⟨

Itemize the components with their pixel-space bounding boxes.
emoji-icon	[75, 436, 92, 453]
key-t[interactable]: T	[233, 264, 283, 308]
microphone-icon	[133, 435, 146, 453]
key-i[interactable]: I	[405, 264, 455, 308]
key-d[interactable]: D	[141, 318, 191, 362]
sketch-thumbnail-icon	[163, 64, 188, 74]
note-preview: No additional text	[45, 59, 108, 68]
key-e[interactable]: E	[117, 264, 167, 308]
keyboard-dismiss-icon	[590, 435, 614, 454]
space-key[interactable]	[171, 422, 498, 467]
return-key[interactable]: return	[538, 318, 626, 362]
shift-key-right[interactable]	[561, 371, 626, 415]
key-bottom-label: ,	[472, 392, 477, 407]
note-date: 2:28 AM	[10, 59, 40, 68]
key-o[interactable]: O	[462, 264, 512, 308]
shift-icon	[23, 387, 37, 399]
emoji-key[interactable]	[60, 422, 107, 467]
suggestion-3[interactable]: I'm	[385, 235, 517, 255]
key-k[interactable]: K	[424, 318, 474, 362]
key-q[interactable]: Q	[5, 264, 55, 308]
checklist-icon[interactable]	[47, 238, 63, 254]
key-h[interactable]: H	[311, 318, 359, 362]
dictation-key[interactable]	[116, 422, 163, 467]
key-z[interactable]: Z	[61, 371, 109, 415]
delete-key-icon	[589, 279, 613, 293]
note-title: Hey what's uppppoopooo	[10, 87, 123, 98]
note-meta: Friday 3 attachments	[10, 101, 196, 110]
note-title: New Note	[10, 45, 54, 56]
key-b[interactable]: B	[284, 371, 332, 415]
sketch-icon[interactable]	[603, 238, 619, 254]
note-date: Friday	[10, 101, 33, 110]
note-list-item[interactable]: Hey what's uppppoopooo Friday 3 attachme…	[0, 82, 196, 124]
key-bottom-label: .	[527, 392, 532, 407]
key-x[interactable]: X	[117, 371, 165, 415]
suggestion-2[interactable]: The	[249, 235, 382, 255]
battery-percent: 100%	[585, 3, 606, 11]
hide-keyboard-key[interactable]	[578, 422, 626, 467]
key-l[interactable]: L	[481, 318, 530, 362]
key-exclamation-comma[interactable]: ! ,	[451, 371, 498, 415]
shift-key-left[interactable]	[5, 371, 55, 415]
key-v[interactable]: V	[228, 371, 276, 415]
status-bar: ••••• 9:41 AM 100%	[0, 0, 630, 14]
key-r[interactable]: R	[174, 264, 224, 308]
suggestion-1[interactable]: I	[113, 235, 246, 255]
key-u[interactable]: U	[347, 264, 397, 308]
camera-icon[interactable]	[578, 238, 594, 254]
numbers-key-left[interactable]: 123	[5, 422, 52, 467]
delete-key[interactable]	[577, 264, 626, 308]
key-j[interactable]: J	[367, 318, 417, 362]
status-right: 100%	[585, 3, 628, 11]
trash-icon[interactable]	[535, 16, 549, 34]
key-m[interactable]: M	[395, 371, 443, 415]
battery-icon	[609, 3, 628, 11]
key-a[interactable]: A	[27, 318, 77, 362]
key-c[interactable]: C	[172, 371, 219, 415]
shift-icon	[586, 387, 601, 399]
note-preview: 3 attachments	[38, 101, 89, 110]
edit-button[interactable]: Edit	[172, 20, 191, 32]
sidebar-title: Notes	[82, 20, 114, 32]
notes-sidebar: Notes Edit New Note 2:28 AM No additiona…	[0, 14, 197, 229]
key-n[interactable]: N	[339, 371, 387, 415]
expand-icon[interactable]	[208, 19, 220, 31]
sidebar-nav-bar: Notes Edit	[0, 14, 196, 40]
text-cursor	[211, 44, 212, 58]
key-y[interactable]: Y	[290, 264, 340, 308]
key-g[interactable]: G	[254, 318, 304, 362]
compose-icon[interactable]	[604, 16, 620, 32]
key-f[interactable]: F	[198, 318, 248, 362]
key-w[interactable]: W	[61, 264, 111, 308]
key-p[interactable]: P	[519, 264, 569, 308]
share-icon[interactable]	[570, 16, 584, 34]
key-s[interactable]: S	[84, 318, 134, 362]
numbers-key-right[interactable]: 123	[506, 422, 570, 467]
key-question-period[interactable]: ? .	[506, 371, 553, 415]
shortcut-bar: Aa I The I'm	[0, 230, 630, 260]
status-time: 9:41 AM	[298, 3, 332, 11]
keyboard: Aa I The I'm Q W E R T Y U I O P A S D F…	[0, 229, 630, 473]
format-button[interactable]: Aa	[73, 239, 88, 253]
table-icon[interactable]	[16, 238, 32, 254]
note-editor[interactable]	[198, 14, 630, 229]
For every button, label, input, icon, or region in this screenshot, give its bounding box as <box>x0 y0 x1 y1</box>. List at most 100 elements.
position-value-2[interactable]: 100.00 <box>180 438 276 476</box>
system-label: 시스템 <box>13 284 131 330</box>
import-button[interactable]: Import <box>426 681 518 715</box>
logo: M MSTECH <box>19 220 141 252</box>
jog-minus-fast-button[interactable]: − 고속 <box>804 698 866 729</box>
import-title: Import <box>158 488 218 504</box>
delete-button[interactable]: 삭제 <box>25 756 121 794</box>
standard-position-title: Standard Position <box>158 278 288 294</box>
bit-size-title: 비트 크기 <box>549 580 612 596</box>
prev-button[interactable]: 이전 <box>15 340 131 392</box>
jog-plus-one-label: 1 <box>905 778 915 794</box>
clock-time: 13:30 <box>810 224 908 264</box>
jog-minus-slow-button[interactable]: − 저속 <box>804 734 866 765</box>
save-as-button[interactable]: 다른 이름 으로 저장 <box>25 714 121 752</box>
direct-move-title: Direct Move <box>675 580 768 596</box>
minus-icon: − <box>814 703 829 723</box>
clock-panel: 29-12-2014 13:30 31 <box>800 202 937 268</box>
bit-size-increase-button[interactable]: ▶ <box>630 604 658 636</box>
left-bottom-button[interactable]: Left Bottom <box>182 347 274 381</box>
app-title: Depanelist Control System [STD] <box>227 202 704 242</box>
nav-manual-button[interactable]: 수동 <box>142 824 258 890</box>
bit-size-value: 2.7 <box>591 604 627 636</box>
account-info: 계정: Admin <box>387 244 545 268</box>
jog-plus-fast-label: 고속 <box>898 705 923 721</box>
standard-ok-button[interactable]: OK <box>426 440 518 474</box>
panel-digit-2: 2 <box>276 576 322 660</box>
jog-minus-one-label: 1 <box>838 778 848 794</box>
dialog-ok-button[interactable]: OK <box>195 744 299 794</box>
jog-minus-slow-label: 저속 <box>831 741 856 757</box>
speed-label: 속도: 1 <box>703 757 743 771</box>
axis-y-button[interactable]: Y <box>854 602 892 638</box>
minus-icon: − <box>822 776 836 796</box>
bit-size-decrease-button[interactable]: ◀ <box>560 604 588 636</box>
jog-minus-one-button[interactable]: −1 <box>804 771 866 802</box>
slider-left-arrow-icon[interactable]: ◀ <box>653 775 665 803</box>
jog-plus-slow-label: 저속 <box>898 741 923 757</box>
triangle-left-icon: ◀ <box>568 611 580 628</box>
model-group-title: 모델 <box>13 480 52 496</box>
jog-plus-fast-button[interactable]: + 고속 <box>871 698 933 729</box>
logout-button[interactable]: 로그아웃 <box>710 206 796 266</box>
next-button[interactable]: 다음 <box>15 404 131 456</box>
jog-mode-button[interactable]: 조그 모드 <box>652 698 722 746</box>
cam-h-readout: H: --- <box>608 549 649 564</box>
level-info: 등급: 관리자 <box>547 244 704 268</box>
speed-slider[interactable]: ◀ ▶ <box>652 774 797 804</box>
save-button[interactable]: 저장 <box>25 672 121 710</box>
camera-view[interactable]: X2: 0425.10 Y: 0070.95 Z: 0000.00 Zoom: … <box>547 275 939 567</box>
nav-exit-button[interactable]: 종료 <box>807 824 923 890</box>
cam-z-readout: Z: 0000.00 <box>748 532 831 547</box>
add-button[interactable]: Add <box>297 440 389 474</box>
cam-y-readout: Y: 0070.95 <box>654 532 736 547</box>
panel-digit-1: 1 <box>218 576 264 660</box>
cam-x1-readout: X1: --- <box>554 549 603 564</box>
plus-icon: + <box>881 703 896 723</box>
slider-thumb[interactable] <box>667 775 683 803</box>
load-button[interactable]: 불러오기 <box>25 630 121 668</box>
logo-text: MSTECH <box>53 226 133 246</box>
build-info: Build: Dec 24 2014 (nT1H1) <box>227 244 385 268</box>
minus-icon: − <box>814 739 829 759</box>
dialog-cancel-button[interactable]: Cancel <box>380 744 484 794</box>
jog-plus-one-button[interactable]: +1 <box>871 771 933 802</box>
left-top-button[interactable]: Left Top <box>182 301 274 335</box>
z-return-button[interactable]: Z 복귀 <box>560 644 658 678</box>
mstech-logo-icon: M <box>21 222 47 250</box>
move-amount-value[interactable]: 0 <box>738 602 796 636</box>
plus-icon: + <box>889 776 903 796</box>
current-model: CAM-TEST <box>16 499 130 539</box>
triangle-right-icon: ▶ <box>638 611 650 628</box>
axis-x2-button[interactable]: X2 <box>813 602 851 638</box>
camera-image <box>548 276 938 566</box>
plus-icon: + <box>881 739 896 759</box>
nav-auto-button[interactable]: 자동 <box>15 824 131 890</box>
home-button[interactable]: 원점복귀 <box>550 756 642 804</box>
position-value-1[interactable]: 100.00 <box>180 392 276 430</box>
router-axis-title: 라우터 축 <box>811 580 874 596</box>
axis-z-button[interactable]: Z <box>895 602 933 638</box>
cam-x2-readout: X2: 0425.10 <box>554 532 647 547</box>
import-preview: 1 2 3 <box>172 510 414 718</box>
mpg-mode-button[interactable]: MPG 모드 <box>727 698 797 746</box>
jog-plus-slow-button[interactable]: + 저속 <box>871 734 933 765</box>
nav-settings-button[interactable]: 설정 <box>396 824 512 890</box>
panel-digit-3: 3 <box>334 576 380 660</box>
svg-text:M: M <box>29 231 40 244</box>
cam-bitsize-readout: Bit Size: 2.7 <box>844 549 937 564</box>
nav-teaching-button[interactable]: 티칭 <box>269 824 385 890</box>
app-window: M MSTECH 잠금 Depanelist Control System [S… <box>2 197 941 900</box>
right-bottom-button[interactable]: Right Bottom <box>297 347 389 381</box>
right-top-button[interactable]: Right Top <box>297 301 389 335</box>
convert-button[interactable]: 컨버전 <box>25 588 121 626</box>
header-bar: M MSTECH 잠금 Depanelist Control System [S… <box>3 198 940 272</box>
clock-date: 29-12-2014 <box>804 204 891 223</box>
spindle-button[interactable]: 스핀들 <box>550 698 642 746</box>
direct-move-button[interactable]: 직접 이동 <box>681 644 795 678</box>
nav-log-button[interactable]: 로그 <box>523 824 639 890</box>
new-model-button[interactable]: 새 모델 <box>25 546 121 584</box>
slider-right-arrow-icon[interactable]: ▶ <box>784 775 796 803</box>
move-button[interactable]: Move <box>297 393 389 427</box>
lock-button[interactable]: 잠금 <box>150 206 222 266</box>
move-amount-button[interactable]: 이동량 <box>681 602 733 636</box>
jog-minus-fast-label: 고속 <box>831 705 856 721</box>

⟩

- [Your task]
Please rewrite the lines, starting with the first one and going on through the line with "318, 530, 362]", replacing "key-bottom-label" with "key-caption" and changing nothing else.

- [Problem solution]
Itemize the components with their pixel-space bounding boxes.
emoji-icon	[75, 436, 92, 453]
key-t[interactable]: T	[233, 264, 283, 308]
microphone-icon	[133, 435, 146, 453]
key-i[interactable]: I	[405, 264, 455, 308]
key-d[interactable]: D	[141, 318, 191, 362]
sketch-thumbnail-icon	[163, 64, 188, 74]
note-preview: No additional text	[45, 59, 108, 68]
key-e[interactable]: E	[117, 264, 167, 308]
keyboard-dismiss-icon	[590, 435, 614, 454]
space-key[interactable]	[171, 422, 498, 467]
return-key[interactable]: return	[538, 318, 626, 362]
shift-key-right[interactable]	[561, 371, 626, 415]
key-caption: ,	[472, 392, 477, 407]
note-date: 2:28 AM	[10, 59, 40, 68]
key-o[interactable]: O	[462, 264, 512, 308]
shift-icon	[23, 387, 37, 399]
emoji-key[interactable]	[60, 422, 107, 467]
suggestion-3[interactable]: I'm	[385, 235, 517, 255]
key-k[interactable]: K	[424, 318, 474, 362]
key-q[interactable]: Q	[5, 264, 55, 308]
checklist-icon[interactable]	[47, 238, 63, 254]
key-h[interactable]: H	[311, 318, 359, 362]
dictation-key[interactable]	[116, 422, 163, 467]
key-z[interactable]: Z	[61, 371, 109, 415]
delete-key-icon	[589, 279, 613, 293]
note-title: Hey what's uppppoopooo	[10, 87, 123, 98]
note-meta: Friday 3 attachments	[10, 101, 196, 110]
note-title: New Note	[10, 45, 54, 56]
key-b[interactable]: B	[284, 371, 332, 415]
sketch-icon[interactable]	[603, 238, 619, 254]
note-date: Friday	[10, 101, 33, 110]
note-list-item[interactable]: Hey what's uppppoopooo Friday 3 attachme…	[0, 82, 196, 124]
key-caption: .	[527, 392, 532, 407]
key-x[interactable]: X	[117, 371, 165, 415]
suggestion-2[interactable]: The	[249, 235, 382, 255]
battery-percent: 100%	[585, 3, 606, 11]
hide-keyboard-key[interactable]	[578, 422, 626, 467]
key-l[interactable]: L	[481, 318, 530, 362]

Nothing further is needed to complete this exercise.